Exercise directions
Go through the data line by line. Copy each one holding the string "Prednisone".

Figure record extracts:

+ + + + +

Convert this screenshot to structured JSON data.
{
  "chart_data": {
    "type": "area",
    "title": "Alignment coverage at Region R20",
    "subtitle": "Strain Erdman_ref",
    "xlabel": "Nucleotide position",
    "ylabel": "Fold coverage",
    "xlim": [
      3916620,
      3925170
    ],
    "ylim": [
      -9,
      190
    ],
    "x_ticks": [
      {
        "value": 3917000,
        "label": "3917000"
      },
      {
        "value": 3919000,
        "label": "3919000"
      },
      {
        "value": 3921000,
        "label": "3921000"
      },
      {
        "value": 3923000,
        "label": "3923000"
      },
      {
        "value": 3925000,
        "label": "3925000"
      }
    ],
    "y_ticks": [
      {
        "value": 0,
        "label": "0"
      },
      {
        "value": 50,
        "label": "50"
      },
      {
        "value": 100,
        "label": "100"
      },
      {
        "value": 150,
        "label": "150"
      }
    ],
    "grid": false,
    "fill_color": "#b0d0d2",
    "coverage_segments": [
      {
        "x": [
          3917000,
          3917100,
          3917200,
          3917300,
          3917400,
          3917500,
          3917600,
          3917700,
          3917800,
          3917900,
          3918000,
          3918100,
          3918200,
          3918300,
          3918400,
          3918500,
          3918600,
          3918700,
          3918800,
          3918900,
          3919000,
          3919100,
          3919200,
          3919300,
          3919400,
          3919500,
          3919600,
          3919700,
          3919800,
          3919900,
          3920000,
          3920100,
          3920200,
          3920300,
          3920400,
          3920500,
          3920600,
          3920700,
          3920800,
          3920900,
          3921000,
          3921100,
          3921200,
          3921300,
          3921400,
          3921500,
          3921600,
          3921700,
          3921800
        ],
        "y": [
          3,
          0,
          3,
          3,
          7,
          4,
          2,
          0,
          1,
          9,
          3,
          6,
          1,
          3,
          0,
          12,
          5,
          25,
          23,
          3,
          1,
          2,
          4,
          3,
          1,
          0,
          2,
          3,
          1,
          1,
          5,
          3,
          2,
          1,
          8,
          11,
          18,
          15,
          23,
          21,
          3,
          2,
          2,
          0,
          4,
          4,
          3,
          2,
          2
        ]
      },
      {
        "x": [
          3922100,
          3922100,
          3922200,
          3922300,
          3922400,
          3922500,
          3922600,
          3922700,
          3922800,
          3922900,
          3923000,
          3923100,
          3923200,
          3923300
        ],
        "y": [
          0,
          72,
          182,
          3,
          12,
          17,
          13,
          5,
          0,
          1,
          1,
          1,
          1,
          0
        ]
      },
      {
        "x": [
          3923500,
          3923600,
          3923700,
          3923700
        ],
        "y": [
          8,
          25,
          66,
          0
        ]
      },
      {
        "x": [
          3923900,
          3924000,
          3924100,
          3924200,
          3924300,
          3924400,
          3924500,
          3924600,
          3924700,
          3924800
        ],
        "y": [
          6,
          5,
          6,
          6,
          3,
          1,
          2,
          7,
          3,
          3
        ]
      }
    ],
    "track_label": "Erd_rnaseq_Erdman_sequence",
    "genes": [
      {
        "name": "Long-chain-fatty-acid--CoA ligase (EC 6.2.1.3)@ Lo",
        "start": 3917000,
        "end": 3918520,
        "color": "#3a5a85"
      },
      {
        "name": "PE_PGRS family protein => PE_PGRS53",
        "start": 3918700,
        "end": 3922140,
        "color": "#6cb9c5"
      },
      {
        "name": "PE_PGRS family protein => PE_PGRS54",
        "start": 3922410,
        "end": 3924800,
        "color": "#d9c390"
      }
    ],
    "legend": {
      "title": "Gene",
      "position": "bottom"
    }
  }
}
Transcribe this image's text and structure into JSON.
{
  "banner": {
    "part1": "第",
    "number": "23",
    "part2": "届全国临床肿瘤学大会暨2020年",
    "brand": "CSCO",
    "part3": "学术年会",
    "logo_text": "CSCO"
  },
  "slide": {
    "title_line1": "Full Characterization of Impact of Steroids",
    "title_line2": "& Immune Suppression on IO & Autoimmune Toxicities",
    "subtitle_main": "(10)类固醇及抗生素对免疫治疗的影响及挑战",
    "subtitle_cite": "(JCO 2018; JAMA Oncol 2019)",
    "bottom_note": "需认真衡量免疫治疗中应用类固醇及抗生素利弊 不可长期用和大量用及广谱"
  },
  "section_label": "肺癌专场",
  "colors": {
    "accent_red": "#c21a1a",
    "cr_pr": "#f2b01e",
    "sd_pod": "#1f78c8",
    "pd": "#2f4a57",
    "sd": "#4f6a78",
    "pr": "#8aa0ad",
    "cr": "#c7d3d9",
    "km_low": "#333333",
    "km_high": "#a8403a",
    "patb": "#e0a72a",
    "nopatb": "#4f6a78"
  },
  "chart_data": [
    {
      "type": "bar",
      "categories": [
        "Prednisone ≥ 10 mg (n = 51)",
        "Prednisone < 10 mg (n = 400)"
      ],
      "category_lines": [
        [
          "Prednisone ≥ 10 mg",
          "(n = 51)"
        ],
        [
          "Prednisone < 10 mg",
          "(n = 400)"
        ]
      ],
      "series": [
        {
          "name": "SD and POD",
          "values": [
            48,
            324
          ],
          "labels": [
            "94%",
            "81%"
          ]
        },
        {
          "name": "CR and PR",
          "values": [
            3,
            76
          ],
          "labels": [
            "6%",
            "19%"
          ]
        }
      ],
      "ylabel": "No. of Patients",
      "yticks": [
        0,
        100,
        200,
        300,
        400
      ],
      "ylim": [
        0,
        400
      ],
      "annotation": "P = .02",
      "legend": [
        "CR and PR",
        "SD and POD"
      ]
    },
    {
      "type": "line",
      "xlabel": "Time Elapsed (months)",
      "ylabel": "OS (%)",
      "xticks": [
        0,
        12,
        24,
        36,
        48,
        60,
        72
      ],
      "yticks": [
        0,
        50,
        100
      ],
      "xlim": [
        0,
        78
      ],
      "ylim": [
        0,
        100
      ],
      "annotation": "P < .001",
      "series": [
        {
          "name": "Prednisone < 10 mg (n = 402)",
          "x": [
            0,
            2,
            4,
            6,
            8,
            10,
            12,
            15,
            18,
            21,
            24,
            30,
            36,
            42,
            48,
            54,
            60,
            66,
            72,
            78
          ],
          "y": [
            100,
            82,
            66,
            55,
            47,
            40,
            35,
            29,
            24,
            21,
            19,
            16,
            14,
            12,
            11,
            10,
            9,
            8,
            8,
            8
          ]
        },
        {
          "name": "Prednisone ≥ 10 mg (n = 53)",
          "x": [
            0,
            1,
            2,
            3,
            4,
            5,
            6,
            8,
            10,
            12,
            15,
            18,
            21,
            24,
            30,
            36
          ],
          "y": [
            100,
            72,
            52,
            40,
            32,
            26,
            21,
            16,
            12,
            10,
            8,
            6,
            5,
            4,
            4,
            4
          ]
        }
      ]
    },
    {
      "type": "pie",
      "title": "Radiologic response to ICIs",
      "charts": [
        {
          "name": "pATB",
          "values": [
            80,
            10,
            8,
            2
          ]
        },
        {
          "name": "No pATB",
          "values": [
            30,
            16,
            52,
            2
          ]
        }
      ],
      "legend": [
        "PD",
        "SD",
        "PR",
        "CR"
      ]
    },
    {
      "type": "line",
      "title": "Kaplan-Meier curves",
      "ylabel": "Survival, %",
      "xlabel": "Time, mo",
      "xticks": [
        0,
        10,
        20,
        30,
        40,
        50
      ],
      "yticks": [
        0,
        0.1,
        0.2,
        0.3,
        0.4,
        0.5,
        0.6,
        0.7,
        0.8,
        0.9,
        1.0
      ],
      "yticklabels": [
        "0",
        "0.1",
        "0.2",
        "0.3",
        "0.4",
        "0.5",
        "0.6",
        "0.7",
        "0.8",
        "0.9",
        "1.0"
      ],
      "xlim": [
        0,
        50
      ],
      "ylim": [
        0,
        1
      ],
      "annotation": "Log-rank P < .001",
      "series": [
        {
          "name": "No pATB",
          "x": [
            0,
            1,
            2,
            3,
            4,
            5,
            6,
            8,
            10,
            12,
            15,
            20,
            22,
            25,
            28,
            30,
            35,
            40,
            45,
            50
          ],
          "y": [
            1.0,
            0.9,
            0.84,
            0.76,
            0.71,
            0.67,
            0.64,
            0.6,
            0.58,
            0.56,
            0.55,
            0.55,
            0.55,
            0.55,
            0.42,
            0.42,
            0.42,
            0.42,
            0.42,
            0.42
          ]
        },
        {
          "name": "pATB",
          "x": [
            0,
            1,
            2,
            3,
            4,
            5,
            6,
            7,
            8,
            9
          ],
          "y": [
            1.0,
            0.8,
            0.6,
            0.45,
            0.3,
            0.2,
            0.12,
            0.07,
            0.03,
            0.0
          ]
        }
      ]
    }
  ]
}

+ + + + +

Answer to this problem
        "Prednisone ≥ 10 mg (n = 51)",
        "Prednisone < 10 mg (n = 400)"
          "Prednisone ≥ 10 mg",
          "Prednisone < 10 mg",
          "name": "Prednisone < 10 mg (n = 402)",
          "name": "Prednisone ≥ 10 mg (n = 53)",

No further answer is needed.